## BEGIN DATASET CONTENT

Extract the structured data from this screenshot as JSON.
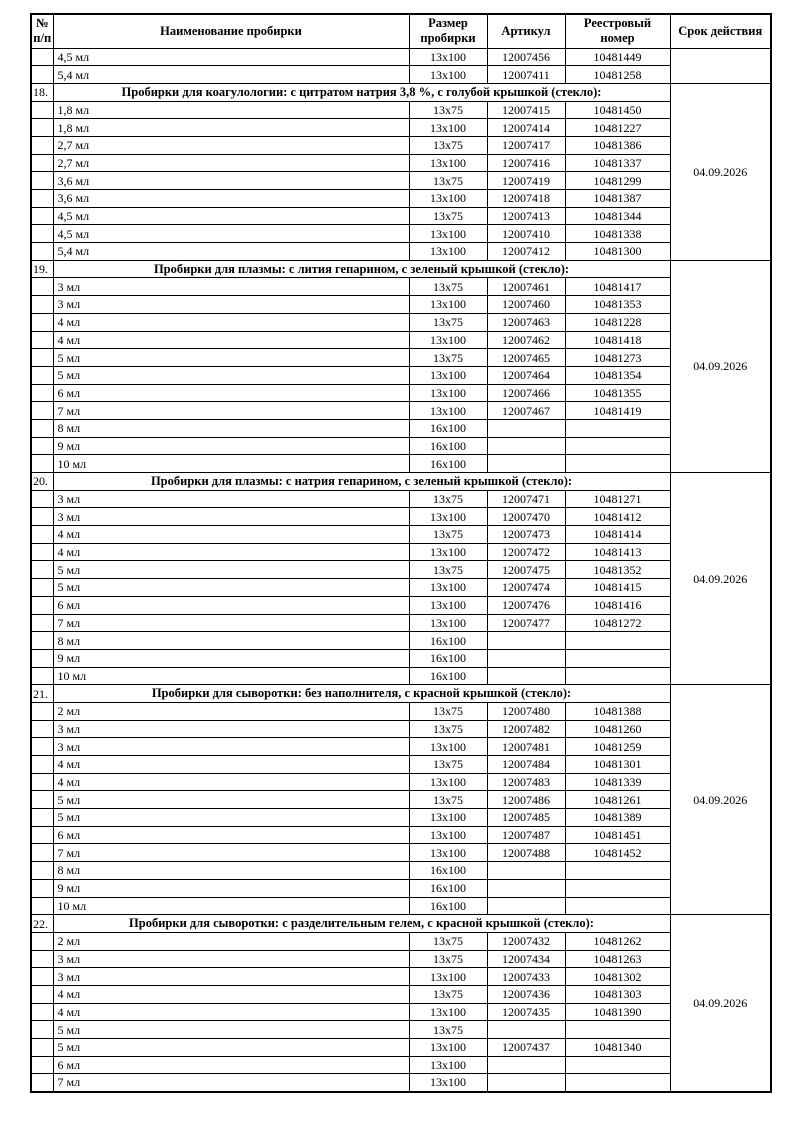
{
  "document": {
    "columns": [
      "№ п/п",
      "Наименование пробирки",
      "Размер пробирки",
      "Артикул",
      "Реестровый номер",
      "Срок действия"
    ],
    "sections": [
      {
        "number": "",
        "title": "",
        "validity": "",
        "rows": [
          [
            "4,5 мл",
            "13x100",
            "12007456",
            "10481449"
          ],
          [
            "5,4 мл",
            "13x100",
            "12007411",
            "10481258"
          ]
        ]
      },
      {
        "number": "18.",
        "title": "Пробирки для коагулологии: с цитратом натрия 3,8 %, с голубой крышкой (стекло):",
        "validity": "04.09.2026",
        "rows": [
          [
            "1,8 мл",
            "13x75",
            "12007415",
            "10481450"
          ],
          [
            "1,8 мл",
            "13x100",
            "12007414",
            "10481227"
          ],
          [
            "2,7 мл",
            "13x75",
            "12007417",
            "10481386"
          ],
          [
            "2,7 мл",
            "13x100",
            "12007416",
            "10481337"
          ],
          [
            "3,6 мл",
            "13x75",
            "12007419",
            "10481299"
          ],
          [
            "3,6 мл",
            "13x100",
            "12007418",
            "10481387"
          ],
          [
            "4,5 мл",
            "13x75",
            "12007413",
            "10481344"
          ],
          [
            "4,5 мл",
            "13x100",
            "12007410",
            "10481338"
          ],
          [
            "5,4 мл",
            "13x100",
            "12007412",
            "10481300"
          ]
        ]
      },
      {
        "number": "19.",
        "title": "Пробирки для плазмы: с лития гепарином, с зеленый крышкой (стекло):",
        "validity": "04.09.2026",
        "rows": [
          [
            "3 мл",
            "13x75",
            "12007461",
            "10481417"
          ],
          [
            "3 мл",
            "13x100",
            "12007460",
            "10481353"
          ],
          [
            "4 мл",
            "13x75",
            "12007463",
            "10481228"
          ],
          [
            "4 мл",
            "13x100",
            "12007462",
            "10481418"
          ],
          [
            "5 мл",
            "13x75",
            "12007465",
            "10481273"
          ],
          [
            "5 мл",
            "13x100",
            "12007464",
            "10481354"
          ],
          [
            "6 мл",
            "13x100",
            "12007466",
            "10481355"
          ],
          [
            "7 мл",
            "13x100",
            "12007467",
            "10481419"
          ],
          [
            "8 мл",
            "16x100",
            "",
            ""
          ],
          [
            "9 мл",
            "16x100",
            "",
            ""
          ],
          [
            "10 мл",
            "16x100",
            "",
            ""
          ]
        ]
      },
      {
        "number": "20.",
        "title": "Пробирки для плазмы: с натрия гепарином, с зеленый крышкой (стекло):",
        "validity": "04.09.2026",
        "rows": [
          [
            "3 мл",
            "13x75",
            "12007471",
            "10481271"
          ],
          [
            "3 мл",
            "13x100",
            "12007470",
            "10481412"
          ],
          [
            "4 мл",
            "13x75",
            "12007473",
            "10481414"
          ],
          [
            "4 мл",
            "13x100",
            "12007472",
            "10481413"
          ],
          [
            "5 мл",
            "13x75",
            "12007475",
            "10481352"
          ],
          [
            "5 мл",
            "13x100",
            "12007474",
            "10481415"
          ],
          [
            "6 мл",
            "13x100",
            "12007476",
            "10481416"
          ],
          [
            "7 мл",
            "13x100",
            "12007477",
            "10481272"
          ],
          [
            "8 мл",
            "16x100",
            "",
            ""
          ],
          [
            "9 мл",
            "16x100",
            "",
            ""
          ],
          [
            "10 мл",
            "16x100",
            "",
            ""
          ]
        ]
      },
      {
        "number": "21.",
        "title": "Пробирки для сыворотки: без наполнителя, с красной крышкой (стекло):",
        "validity": "04.09.2026",
        "rows": [
          [
            "2 мл",
            "13x75",
            "12007480",
            "10481388"
          ],
          [
            "3 мл",
            "13x75",
            "12007482",
            "10481260"
          ],
          [
            "3 мл",
            "13x100",
            "12007481",
            "10481259"
          ],
          [
            "4 мл",
            "13x75",
            "12007484",
            "10481301"
          ],
          [
            "4 мл",
            "13x100",
            "12007483",
            "10481339"
          ],
          [
            "5 мл",
            "13x75",
            "12007486",
            "10481261"
          ],
          [
            "5 мл",
            "13x100",
            "12007485",
            "10481389"
          ],
          [
            "6 мл",
            "13x100",
            "12007487",
            "10481451"
          ],
          [
            "7 мл",
            "13x100",
            "12007488",
            "10481452"
          ],
          [
            "8 мл",
            "16x100",
            "",
            ""
          ],
          [
            "9 мл",
            "16x100",
            "",
            ""
          ],
          [
            "10 мл",
            "16x100",
            "",
            ""
          ]
        ]
      },
      {
        "number": "22.",
        "title": "Пробирки для сыворотки: с разделительным гелем, с красной крышкой (стекло):",
        "validity": "04.09.2026",
        "rows": [
          [
            "2 мл",
            "13x75",
            "12007432",
            "10481262"
          ],
          [
            "3 мл",
            "13x75",
            "12007434",
            "10481263"
          ],
          [
            "3 мл",
            "13x100",
            "12007433",
            "10481302"
          ],
          [
            "4 мл",
            "13x75",
            "12007436",
            "10481303"
          ],
          [
            "4 мл",
            "13x100",
            "12007435",
            "10481390"
          ],
          [
            "5 мл",
            "13x75",
            "",
            ""
          ],
          [
            "5 мл",
            "13x100",
            "12007437",
            "10481340"
          ],
          [
            "6 мл",
            "13x100",
            "",
            ""
          ],
          [
            "7 мл",
            "13x100",
            "",
            ""
          ]
        ]
      }
    ]
  }
}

## END DATASET CONTENT

WHAT THE EXERCISE ASKS:
The material above holds pictures; copy everything else in it exactly.

RIGHT ANSWER:
Extract the structured data from this screenshot as JSON.
{
  "document": {
    "columns": [
      "№ п/п",
      "Наименование пробирки",
      "Размер пробирки",
      "Артикул",
      "Реестровый номер",
      "Срок действия"
    ],
    "sections": [
      {
        "number": "",
        "title": "",
        "validity": "",
        "rows": [
          [
            "4,5 мл",
            "13x100",
            "12007456",
            "10481449"
          ],
          [
            "5,4 мл",
            "13x100",
            "12007411",
            "10481258"
          ]
        ]
      },
      {
        "number": "18.",
        "title": "Пробирки для коагулологии: с цитратом натрия 3,8 %, с голубой крышкой (стекло):",
        "validity": "04.09.2026",
        "rows": [
          [
            "1,8 мл",
            "13x75",
            "12007415",
            "10481450"
          ],
          [
            "1,8 мл",
            "13x100",
            "12007414",
            "10481227"
          ],
          [
            "2,7 мл",
            "13x75",
            "12007417",
            "10481386"
          ],
          [
            "2,7 мл",
            "13x100",
            "12007416",
            "10481337"
          ],
          [
            "3,6 мл",
            "13x75",
            "12007419",
            "10481299"
          ],
          [
            "3,6 мл",
            "13x100",
            "12007418",
            "10481387"
          ],
          [
            "4,5 мл",
            "13x75",
            "12007413",
            "10481344"
          ],
          [
            "4,5 мл",
            "13x100",
            "12007410",
            "10481338"
          ],
          [
            "5,4 мл",
            "13x100",
            "12007412",
            "10481300"
          ]
        ]
      },
      {
        "number": "19.",
        "title": "Пробирки для плазмы: с лития гепарином, с зеленый крышкой (стекло):",
        "validity": "04.09.2026",
        "rows": [
          [
            "3 мл",
            "13x75",
            "12007461",
            "10481417"
          ],
          [
            "3 мл",
            "13x100",
            "12007460",
            "10481353"
          ],
          [
            "4 мл",
            "13x75",
            "12007463",
            "10481228"
          ],
          [
            "4 мл",
            "13x100",
            "12007462",
            "10481418"
          ],
          [
            "5 мл",
            "13x75",
            "12007465",
            "10481273"
          ],
          [
            "5 мл",
            "13x100",
            "12007464",
            "10481354"
          ],
          [
            "6 мл",
            "13x100",
            "12007466",
            "10481355"
          ],
          [
            "7 мл",
            "13x100",
            "12007467",
            "10481419"
          ],
          [
            "8 мл",
            "16x100",
            "",
            ""
          ],
          [
            "9 мл",
            "16x100",
            "",
            ""
          ],
          [
            "10 мл",
            "16x100",
            "",
            ""
          ]
        ]
      },
      {
        "number": "20.",
        "title": "Пробирки для плазмы: с натрия гепарином, с зеленый крышкой (стекло):",
        "validity": "04.09.2026",
        "rows": [
          [
            "3 мл",
            "13x75",
            "12007471",
            "10481271"
          ],
          [
            "3 мл",
            "13x100",
            "12007470",
            "10481412"
          ],
          [
            "4 мл",
            "13x75",
            "12007473",
            "10481414"
          ],
          [
            "4 мл",
            "13x100",
            "12007472",
            "10481413"
          ],
          [
            "5 мл",
            "13x75",
            "12007475",
            "10481352"
          ],
          [
            "5 мл",
            "13x100",
            "12007474",
            "10481415"
          ],
          [
            "6 мл",
            "13x100",
            "12007476",
            "10481416"
          ],
          [
            "7 мл",
            "13x100",
            "12007477",
            "10481272"
          ],
          [
            "8 мл",
            "16x100",
            "",
            ""
          ],
          [
            "9 мл",
            "16x100",
            "",
            ""
          ],
          [
            "10 мл",
            "16x100",
            "",
            ""
          ]
        ]
      },
      {
        "number": "21.",
        "title": "Пробирки для сыворотки: без наполнителя, с красной крышкой (стекло):",
        "validity": "04.09.2026",
        "rows": [
          [
            "2 мл",
            "13x75",
            "12007480",
            "10481388"
          ],
          [
            "3 мл",
            "13x75",
            "12007482",
            "10481260"
          ],
          [
            "3 мл",
            "13x100",
            "12007481",
            "10481259"
          ],
          [
            "4 мл",
            "13x75",
            "12007484",
            "10481301"
          ],
          [
            "4 мл",
            "13x100",
            "12007483",
            "10481339"
          ],
          [
            "5 мл",
            "13x75",
            "12007486",
            "10481261"
          ],
          [
            "5 мл",
            "13x100",
            "12007485",
            "10481389"
          ],
          [
            "6 мл",
            "13x100",
            "12007487",
            "10481451"
          ],
          [
            "7 мл",
            "13x100",
            "12007488",
            "10481452"
          ],
          [
            "8 мл",
            "16x100",
            "",
            ""
          ],
          [
            "9 мл",
            "16x100",
            "",
            ""
          ],
          [
            "10 мл",
            "16x100",
            "",
            ""
          ]
        ]
      },
      {
        "number": "22.",
        "title": "Пробирки для сыворотки: с разделительным гелем, с красной крышкой (стекло):",
        "validity": "04.09.2026",
        "rows": [
          [
            "2 мл",
            "13x75",
            "12007432",
            "10481262"
          ],
          [
            "3 мл",
            "13x75",
            "12007434",
            "10481263"
          ],
          [
            "3 мл",
            "13x100",
            "12007433",
            "10481302"
          ],
          [
            "4 мл",
            "13x75",
            "12007436",
            "10481303"
          ],
          [
            "4 мл",
            "13x100",
            "12007435",
            "10481390"
          ],
          [
            "5 мл",
            "13x75",
            "",
            ""
          ],
          [
            "5 мл",
            "13x100",
            "12007437",
            "10481340"
          ],
          [
            "6 мл",
            "13x100",
            "",
            ""
          ],
          [
            "7 мл",
            "13x100",
            "",
            ""
          ]
        ]
      }
    ]
  }
}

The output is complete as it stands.